**ЦИТИРУЕМЫЙ ОТРЫВОК:**
────────────────────────────────────────
Дневник, 1917-1921 — страница 40 из 75

Егорова не застал. Уехал на пролетке, «значит, не в штаб, а в город». Отец его (Василий Трофимович) и сестра уехали еще вчера совсем из города. Меня встретили во дворе студенты Капнист и Хабур, и я передал им письмо. Они обещали передать его, как только Егоров приедет. Когда мы разговаривали, к солдату, находившемуся около колясок, прибежал другой и сказал торопливо, что приказано готовить машины… Издалека доносятся порой выстрелы… Впрочем, в городе спокойно.


20 июня (3 июля)

Сегодня должен был состояться суд военно-революционного трибунала над Немировским (нечто вроде прежнего военно-полевого суда). Приходила Пашенька. Просила написать по прямому проводу телеграмму Раковскому, копия Биванову. Я написал, хотя почти уверен, что казни быть не может (а военно-революционный трибунал знает только смертную казнь или оправдание). Сердиты они особенно за то, что отпущен Ревуцкий, но так как это сделано в то время, когда сами они были охвачены паникой и отдавали общие и неопределенные приказания, то это обвинение не ставится. Обвиняют в том, что уже на следующий день, когда паника стихла, он освободил хулигана Греся, приговоренного к смертной казни за бандитизм, и еще одного.

Узнал, что среди расстрелянных 28-го был и один «политический». Это — Кузубов. Это, правду сказать, был злой черносотенец, который в 1906 году побил на улице палкой Д. О. Ярошевича в то время, как его приятель, отставной офицер, стоял тут же с полуобнаженной шашкой… Кроме того, это были погромщики, которые вели постоянную агитацию. Говорили, что после инцидента Филонова26 эти два погромщика приходили в мою квартиру. Но в последнее время он был уже психически болен и находился в лечебнице. Говорят, жалкий бедняга валялся в ногах, умолял пощадить его. Потребовали веревок. В психиатрической больнице в этом отказали и протестовали против казни над сумасшедшим. Когда я заговорил с отвращением об этой казни, — Сметанич сказал, что им со всех сторон говорили: почему вы не расстреляете Кузуба?.. Очевидно, — у них и у нас разное восприятие: я со всех сторон слышу только возмущение даже со стороны тех, кто с отвращением относился к погромной деятельности Кузуба.
────────────────────────────────────────
**ЗАДАНИЯ:**
a - Кто, согласно отрывку из дневника, взял письмо во дворе и обещал передать его Егорову?
b - Перепишите без изменений фрагмент отрывка из дневника, который открывается словами «Егорова не застал.» и завершается словами «июня (3 июля)».
c - Допишите отрывок из дневника дальше, начав сразу после его последнего предложения.
────────────────────────────────────────
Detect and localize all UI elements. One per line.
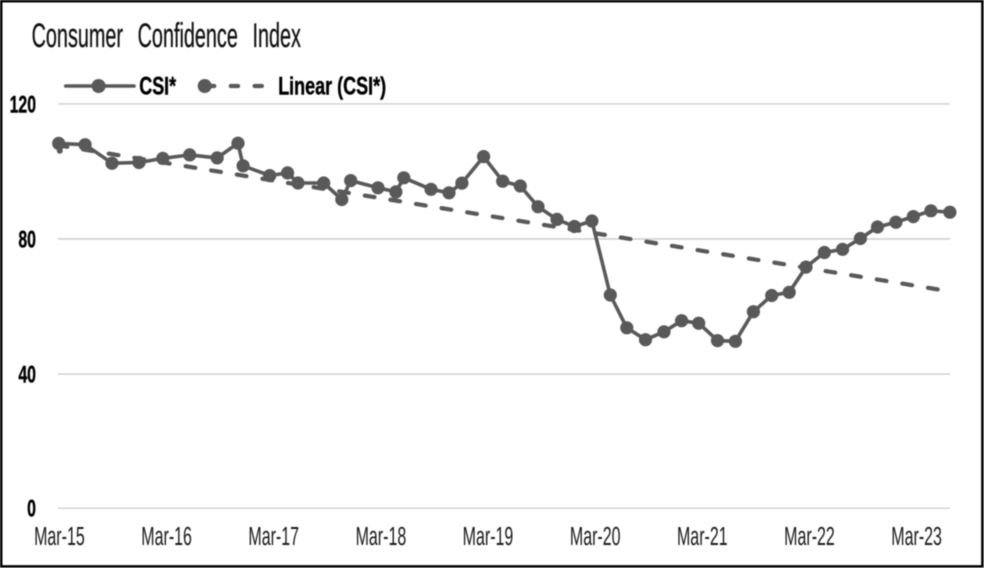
svg-text:Mar-21: Mar-21 xyxy=(677,521,728,551)
svg-text:Mar-17: Mar-17 xyxy=(248,521,299,551)
svg-text:Mar-15: Mar-15 xyxy=(34,521,85,551)
svg-text:Consumer Confidence Index: Consumer Confidence Index xyxy=(32,15,301,54)
svg-text:Linear (CSI*): Linear (CSI*) xyxy=(278,71,386,100)
svg-text:0: 0 xyxy=(27,497,36,523)
svg-text:120: 120 xyxy=(10,92,36,118)
svg-text:40: 40 xyxy=(18,362,36,388)
svg-text:Mar-18: Mar-18 xyxy=(356,521,407,551)
svg-text:Mar-16: Mar-16 xyxy=(141,521,192,551)
svg-text:Mar-20: Mar-20 xyxy=(570,521,621,551)
svg-text:CSI*: CSI* xyxy=(139,71,176,100)
svg-text:Mar-23: Mar-23 xyxy=(891,521,942,551)
svg-text:Mar-19: Mar-19 xyxy=(463,521,514,551)
svg-text:Mar-22: Mar-22 xyxy=(784,521,835,551)
svg-text:80: 80 xyxy=(18,227,36,253)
────────────────────────────────────────
**ОТВЕТЫ НА ЗАДАНИЯ:**
a - Студенты Капнист и Хабур.

b -
Егорова не застал. Уехал на пролетке, «значит, не в штаб, а в город». Отец его (Василий Трофимович) и сестра уехали еще вчера совсем из города. Меня встретили во дворе студенты Капнист и Хабур, и я передал им письмо. Они обещали передать его, как только Егоров приедет. Когда мы разговаривали, к солдату, находившемуся около колясок, прибежал другой и сказал торопливо, что приказано готовить машины… Издалека доносятся порой выстрелы… Впрочем, в городе спокойно.


20 июня (3 июля)

c -
21 июня (4 июля)

Дела все в том же положении: комиссары вернулись из Лубен, но… дела все остались там, так что в учреждениях ничего не делается. Ч.К. опять принялась за аресты, чтобы в чем-нибудь проявить свою деятельность. Каково настроение арестованных, можно видеть из письма, которое я получил неизвестным мне путем несколько дней назад от лица, арестованного при чрезвычайке: «Уважаемый Вл‹адимир› Гал‹актионович›. Ч.К. эвакуируется. Мы здесь арестованы; пришлось недавно разговаривать с дежурным комиссаром. Мы ему задали вопрос: а как бы вы поступили с теми, кто в подвале? Он ответил, что, когда ждали Григорьева, — было намечено к расстрелу 60 человек. Сейчас здесь страшная суета и сказали, что из подвала не выйдет ни один живым. — На вас вся надежда. Мне, автору этого письма, ничто не угрожает…»

Теперь все уже выпущены. Интересны, однако, эти разговоры «комиссаров». Очевидно, эта рядовая «масса» чрезвычаек считает вожаков еще более свирепыми, чем они есть в действительности.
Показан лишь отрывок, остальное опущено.